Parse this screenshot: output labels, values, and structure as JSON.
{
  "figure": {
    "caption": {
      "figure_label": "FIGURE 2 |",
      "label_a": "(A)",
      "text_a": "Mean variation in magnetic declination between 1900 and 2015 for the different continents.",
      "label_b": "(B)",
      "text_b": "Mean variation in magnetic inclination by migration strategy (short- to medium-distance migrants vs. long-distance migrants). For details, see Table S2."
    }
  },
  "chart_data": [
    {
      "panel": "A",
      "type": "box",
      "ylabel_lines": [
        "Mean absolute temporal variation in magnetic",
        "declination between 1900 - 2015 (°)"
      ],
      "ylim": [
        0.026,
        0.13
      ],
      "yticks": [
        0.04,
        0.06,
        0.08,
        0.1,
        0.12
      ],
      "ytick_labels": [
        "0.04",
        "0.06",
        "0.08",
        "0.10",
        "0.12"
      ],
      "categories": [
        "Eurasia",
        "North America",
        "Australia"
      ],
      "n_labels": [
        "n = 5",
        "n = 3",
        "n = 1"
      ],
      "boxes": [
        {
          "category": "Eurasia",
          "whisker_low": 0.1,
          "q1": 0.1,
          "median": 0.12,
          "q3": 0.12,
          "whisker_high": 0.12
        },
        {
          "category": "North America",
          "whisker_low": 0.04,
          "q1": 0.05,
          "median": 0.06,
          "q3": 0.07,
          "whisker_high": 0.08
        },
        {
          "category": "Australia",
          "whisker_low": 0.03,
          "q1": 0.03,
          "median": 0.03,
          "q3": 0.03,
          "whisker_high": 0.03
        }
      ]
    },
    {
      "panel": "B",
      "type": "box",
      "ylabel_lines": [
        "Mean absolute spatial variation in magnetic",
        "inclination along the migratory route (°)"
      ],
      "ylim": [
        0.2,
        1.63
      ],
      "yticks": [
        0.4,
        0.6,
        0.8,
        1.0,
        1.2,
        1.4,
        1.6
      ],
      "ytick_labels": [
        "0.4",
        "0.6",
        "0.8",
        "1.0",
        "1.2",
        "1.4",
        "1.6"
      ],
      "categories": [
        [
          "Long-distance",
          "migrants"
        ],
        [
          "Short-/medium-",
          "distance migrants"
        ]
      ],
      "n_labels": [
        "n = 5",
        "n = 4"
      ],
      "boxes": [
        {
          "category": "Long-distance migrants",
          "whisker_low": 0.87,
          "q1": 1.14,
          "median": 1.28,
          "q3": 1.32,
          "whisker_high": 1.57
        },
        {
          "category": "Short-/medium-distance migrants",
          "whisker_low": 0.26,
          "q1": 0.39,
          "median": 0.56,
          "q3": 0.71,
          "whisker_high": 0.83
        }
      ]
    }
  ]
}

◆ **SHORT EXERCISE**
Find the lines holding "inclination" and list every one.

◆ **TASK OUTPUT**
      "text_b": "Mean variation in magnetic inclination by migration strategy (short- to medium-distance migrants vs. long-distance migrants). For details, see Table S2."
        "inclination along the migratory route (°)"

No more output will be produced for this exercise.